• WHAT TO WORK ON: From the entries below, please gather each line containing the string "compute".

------ RECORDS ------

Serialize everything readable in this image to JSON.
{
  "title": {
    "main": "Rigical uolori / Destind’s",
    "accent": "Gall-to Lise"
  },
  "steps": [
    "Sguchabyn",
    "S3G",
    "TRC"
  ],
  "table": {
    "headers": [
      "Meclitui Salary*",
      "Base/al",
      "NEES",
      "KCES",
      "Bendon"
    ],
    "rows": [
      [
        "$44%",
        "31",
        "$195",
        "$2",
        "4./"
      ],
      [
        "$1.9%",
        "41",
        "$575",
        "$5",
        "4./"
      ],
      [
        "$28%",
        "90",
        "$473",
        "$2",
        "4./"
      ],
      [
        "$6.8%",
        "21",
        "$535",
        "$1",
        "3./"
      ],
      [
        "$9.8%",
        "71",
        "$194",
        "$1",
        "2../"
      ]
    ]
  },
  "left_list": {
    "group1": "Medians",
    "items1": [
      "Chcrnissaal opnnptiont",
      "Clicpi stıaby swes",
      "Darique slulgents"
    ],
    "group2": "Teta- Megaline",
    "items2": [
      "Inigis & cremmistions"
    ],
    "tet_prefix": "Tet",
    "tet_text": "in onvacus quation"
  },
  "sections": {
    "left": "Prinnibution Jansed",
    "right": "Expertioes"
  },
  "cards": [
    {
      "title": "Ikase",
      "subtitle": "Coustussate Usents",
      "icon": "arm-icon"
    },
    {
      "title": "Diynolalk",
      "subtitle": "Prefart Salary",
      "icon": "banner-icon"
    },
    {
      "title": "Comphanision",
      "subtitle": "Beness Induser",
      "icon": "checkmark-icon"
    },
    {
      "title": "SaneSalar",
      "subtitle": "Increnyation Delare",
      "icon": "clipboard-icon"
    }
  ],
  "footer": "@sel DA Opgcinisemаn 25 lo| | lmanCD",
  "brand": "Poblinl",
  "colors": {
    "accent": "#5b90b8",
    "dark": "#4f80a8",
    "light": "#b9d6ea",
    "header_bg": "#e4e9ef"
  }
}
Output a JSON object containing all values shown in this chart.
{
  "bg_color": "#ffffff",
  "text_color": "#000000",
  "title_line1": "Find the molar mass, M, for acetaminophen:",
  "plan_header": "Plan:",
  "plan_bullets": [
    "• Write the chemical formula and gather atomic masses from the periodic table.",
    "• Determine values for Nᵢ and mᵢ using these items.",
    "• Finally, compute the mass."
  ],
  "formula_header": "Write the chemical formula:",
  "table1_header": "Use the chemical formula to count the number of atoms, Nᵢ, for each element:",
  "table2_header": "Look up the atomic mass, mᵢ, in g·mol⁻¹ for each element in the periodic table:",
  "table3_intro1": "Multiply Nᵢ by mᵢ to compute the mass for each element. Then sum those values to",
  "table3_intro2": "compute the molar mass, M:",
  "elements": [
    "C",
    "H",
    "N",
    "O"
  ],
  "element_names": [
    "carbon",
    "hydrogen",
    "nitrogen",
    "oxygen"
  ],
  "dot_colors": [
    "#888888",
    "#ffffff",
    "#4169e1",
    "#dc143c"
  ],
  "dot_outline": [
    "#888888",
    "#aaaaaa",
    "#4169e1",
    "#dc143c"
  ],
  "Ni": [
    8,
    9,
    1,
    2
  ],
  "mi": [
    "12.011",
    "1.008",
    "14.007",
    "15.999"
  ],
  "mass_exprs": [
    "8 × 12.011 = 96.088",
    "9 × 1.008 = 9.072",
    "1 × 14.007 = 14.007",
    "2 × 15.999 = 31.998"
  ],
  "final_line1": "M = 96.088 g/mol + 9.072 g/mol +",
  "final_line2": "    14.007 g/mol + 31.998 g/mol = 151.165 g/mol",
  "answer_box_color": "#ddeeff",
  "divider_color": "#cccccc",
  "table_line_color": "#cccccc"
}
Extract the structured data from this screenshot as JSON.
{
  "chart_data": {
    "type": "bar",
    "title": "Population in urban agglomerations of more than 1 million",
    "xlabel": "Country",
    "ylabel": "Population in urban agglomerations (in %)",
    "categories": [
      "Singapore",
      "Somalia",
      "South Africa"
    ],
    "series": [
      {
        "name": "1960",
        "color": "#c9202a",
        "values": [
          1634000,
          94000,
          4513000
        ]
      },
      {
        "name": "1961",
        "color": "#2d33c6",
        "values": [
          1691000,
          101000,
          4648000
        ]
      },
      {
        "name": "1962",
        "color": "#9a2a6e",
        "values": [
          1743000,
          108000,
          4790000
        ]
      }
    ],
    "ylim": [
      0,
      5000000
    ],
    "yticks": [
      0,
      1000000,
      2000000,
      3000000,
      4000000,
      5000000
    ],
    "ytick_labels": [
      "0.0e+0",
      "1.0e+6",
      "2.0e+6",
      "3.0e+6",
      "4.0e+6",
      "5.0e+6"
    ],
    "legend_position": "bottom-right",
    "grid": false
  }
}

------

• TASK ANSWER:
    "• Finally, compute the mass."
  "table3_intro1": "Multiply Nᵢ by mᵢ to compute the mass for each element. Then sum those values to",
  "table3_intro2": "compute the molar mass, M:",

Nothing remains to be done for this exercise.